[Items listed in a dataset]
◇ ◇ ◇ ◇

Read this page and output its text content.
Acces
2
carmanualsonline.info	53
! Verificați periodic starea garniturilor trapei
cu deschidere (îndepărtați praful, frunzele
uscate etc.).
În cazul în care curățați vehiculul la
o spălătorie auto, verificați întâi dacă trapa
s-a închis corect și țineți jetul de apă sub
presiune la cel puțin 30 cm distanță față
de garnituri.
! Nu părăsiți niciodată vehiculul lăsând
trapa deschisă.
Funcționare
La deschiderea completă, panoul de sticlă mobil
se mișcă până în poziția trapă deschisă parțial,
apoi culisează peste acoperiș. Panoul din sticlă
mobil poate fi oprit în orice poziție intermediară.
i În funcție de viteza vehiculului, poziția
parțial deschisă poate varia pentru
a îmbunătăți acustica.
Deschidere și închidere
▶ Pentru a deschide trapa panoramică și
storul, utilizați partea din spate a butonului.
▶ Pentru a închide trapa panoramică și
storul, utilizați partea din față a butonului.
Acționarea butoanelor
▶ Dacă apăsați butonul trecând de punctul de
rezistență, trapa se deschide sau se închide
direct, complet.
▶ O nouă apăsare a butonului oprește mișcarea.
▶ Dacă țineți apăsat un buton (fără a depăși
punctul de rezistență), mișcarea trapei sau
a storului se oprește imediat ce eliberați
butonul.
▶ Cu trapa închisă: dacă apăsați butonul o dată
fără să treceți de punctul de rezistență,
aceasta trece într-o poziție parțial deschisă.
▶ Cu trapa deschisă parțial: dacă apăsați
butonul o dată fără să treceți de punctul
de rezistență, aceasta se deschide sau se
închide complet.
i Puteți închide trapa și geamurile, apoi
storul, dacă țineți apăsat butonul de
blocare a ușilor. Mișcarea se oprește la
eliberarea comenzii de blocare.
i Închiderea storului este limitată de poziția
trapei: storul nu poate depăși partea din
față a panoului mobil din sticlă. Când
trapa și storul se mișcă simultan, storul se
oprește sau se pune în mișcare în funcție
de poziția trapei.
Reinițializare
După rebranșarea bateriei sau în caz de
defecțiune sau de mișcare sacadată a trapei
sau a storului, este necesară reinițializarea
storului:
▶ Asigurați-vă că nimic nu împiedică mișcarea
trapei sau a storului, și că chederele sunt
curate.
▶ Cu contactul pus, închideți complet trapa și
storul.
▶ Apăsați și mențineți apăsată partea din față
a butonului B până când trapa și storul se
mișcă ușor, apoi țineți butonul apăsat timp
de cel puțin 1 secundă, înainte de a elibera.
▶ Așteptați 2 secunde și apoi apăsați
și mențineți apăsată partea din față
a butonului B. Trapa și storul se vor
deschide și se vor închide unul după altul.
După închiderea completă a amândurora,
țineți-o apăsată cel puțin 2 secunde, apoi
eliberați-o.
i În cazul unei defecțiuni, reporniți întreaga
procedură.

◇ ◇ ◇ ◇

Problem to solve: Output the lines above verbatim and in full.

Answer for this exercise:
Read this page and output its text content.
Acces
2
carmanualsonline.info	53
! Verificați periodic starea garniturilor trapei
cu deschidere (îndepărtați praful, frunzele
uscate etc.).
În cazul în care curățați vehiculul la
o spălătorie auto, verificați întâi dacă trapa
s-a închis corect și țineți jetul de apă sub
presiune la cel puțin 30 cm distanță față
de garnituri.
! Nu părăsiți niciodată vehiculul lăsând
trapa deschisă.
Funcționare
La deschiderea completă, panoul de sticlă mobil
se mișcă până în poziția trapă deschisă parțial,
apoi culisează peste acoperiș. Panoul din sticlă
mobil poate fi oprit în orice poziție intermediară.
i În funcție de viteza vehiculului, poziția
parțial deschisă poate varia pentru
a îmbunătăți acustica.
Deschidere și închidere
▶ Pentru a deschide trapa panoramică și
storul, utilizați partea din spate a butonului.
▶ Pentru a închide trapa panoramică și
storul, utilizați partea din față a butonului.
Acționarea butoanelor
▶ Dacă apăsați butonul trecând de punctul de
rezistență, trapa se deschide sau se închide
direct, complet.
▶ O nouă apăsare a butonului oprește mișcarea.
▶ Dacă țineți apăsat un buton (fără a depăși
punctul de rezistență), mișcarea trapei sau
a storului se oprește imediat ce eliberați
butonul.
▶ Cu trapa închisă: dacă apăsați butonul o dată
fără să treceți de punctul de rezistență,
aceasta trece într-o poziție parțial deschisă.
▶ Cu trapa deschisă parțial: dacă apăsați
butonul o dată fără să treceți de punctul
de rezistență, aceasta se deschide sau se
închide complet.
i Puteți închide trapa și geamurile, apoi
storul, dacă țineți apăsat butonul de
blocare a ușilor. Mișcarea se oprește la
eliberarea comenzii de blocare.
i Închiderea storului este limitată de poziția
trapei: storul nu poate depăși partea din
față a panoului mobil din sticlă. Când
trapa și storul se mișcă simultan, storul se
oprește sau se pune în mișcare în funcție
de poziția trapei.
Reinițializare
După rebranșarea bateriei sau în caz de
defecțiune sau de mișcare sacadată a trapei
sau a storului, este necesară reinițializarea
storului:
▶ Asigurați-vă că nimic nu împiedică mișcarea
trapei sau a storului, și că chederele sunt
curate.
▶ Cu contactul pus, închideți complet trapa și
storul.
▶ Apăsați și mențineți apăsată partea din față
a butonului B până când trapa și storul se
mișcă ușor, apoi țineți butonul apăsat timp
de cel puțin 1 secundă, înainte de a elibera.
▶ Așteptați 2 secunde și apoi apăsați
și mențineți apăsată partea din față
a butonului B. Trapa și storul se vor
deschide și se vor închide unul după altul.
După închiderea completă a amândurora,
țineți-o apăsată cel puțin 2 secunde, apoi
eliberați-o.
i În cazul unei defecțiuni, reporniți întreaga
procedură.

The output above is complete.